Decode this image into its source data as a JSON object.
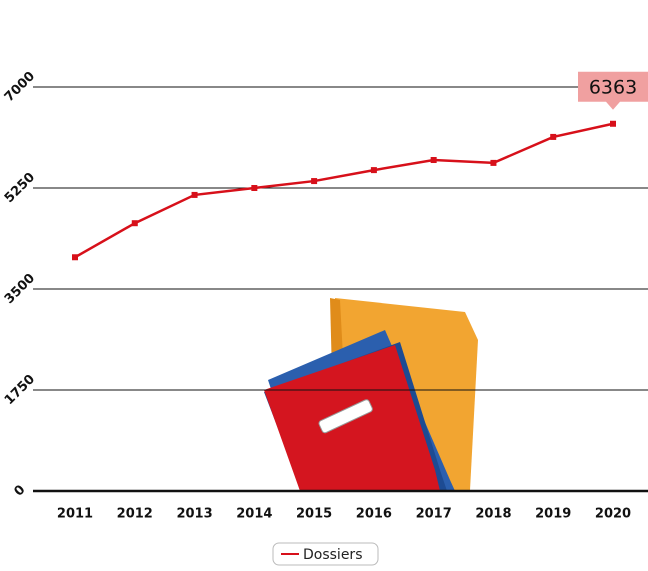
{
  "chart_data": {
    "type": "line",
    "categories": [
      "2011",
      "2012",
      "2013",
      "2014",
      "2015",
      "2016",
      "2017",
      "2018",
      "2019",
      "2020"
    ],
    "series": [
      {
        "name": "Dossiers",
        "color": "#d7101a",
        "values": [
          4050,
          4640,
          5130,
          5250,
          5370,
          5560,
          5735,
          5685,
          6135,
          6363
        ]
      }
    ],
    "highlight_label_index": 9,
    "ylim": [
      0,
      7000
    ],
    "yticks": [
      0,
      1750,
      3500,
      5250,
      7000
    ],
    "grid": true
  }
}
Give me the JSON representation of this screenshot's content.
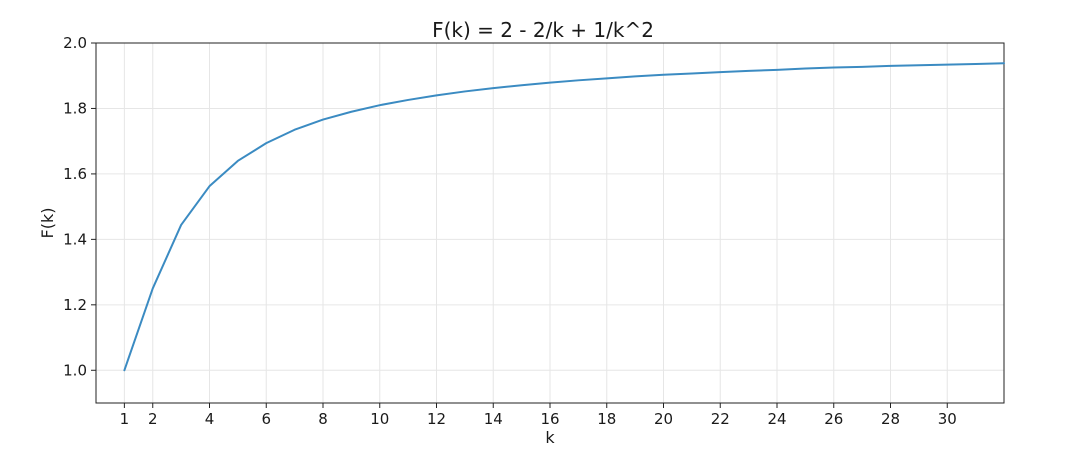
{
  "chart_data": {
    "type": "line",
    "title": "F(k) = 2 - 2/k + 1/k^2",
    "xlabel": "k",
    "ylabel": "F(k)",
    "xlim": [
      0,
      32
    ],
    "ylim": [
      0.9,
      2.0
    ],
    "xticks": [
      1,
      2,
      4,
      6,
      8,
      10,
      12,
      14,
      16,
      18,
      20,
      22,
      24,
      26,
      28,
      30
    ],
    "yticks": [
      1.0,
      1.2,
      1.4,
      1.6,
      1.8,
      2.0
    ],
    "ytick_labels": [
      "1.0",
      "1.2",
      "1.4",
      "1.6",
      "1.8",
      "2.0"
    ],
    "grid": true,
    "line_color": "#3b8bc2",
    "series": [
      {
        "x": [
          1,
          2,
          3,
          4,
          5,
          6,
          7,
          8,
          9,
          10,
          11,
          12,
          13,
          14,
          15,
          16,
          17,
          18,
          19,
          20,
          21,
          22,
          23,
          24,
          25,
          26,
          27,
          28,
          29,
          30,
          31,
          32
        ],
        "values": [
          1.0,
          1.25,
          1.444,
          1.5625,
          1.64,
          1.694,
          1.735,
          1.766,
          1.79,
          1.81,
          1.826,
          1.84,
          1.852,
          1.862,
          1.871,
          1.879,
          1.886,
          1.892,
          1.898,
          1.903,
          1.907,
          1.911,
          1.915,
          1.918,
          1.922,
          1.925,
          1.927,
          1.93,
          1.932,
          1.934,
          1.936,
          1.938
        ]
      }
    ]
  }
}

=-=-=

▶ _Instruction_:
All of the material above should be reproduced exactly, except the pictures.

▶ _Complete output_:
Decode this image into its source data as a JSON object.
{
  "chart_data": {
    "type": "line",
    "categories": [
      "2011",
      "2012",
      "2013",
      "2014",
      "2015",
      "2016",
      "2017",
      "2018",
      "2019",
      "2020"
    ],
    "series": [
      {
        "name": "Dossiers",
        "color": "#d7101a",
        "values": [
          4050,
          4640,
          5130,
          5250,
          5370,
          5560,
          5735,
          5685,
          6135,
          6363
        ]
      }
    ],
    "highlight_label_index": 9,
    "ylim": [
      0,
      7000
    ],
    "yticks": [
      0,
      1750,
      3500,
      5250,
      7000
    ],
    "grid": true
  }
}
Give me the JSON representation of this screenshot's content.
{
  "chart_data": {
    "type": "line",
    "title": "F(k) = 2 - 2/k + 1/k^2",
    "xlabel": "k",
    "ylabel": "F(k)",
    "xlim": [
      0,
      32
    ],
    "ylim": [
      0.9,
      2.0
    ],
    "xticks": [
      1,
      2,
      4,
      6,
      8,
      10,
      12,
      14,
      16,
      18,
      20,
      22,
      24,
      26,
      28,
      30
    ],
    "yticks": [
      1.0,
      1.2,
      1.4,
      1.6,
      1.8,
      2.0
    ],
    "ytick_labels": [
      "1.0",
      "1.2",
      "1.4",
      "1.6",
      "1.8",
      "2.0"
    ],
    "grid": true,
    "line_color": "#3b8bc2",
    "series": [
      {
        "x": [
          1,
          2,
          3,
          4,
          5,
          6,
          7,
          8,
          9,
          10,
          11,
          12,
          13,
          14,
          15,
          16,
          17,
          18,
          19,
          20,
          21,
          22,
          23,
          24,
          25,
          26,
          27,
          28,
          29,
          30,
          31,
          32
        ],
        "values": [
          1.0,
          1.25,
          1.444,
          1.5625,
          1.64,
          1.694,
          1.735,
          1.766,
          1.79,
          1.81,
          1.826,
          1.84,
          1.852,
          1.862,
          1.871,
          1.879,
          1.886,
          1.892,
          1.898,
          1.903,
          1.907,
          1.911,
          1.915,
          1.918,
          1.922,
          1.925,
          1.927,
          1.93,
          1.932,
          1.934,
          1.936,
          1.938
        ]
      }
    ]
  }
}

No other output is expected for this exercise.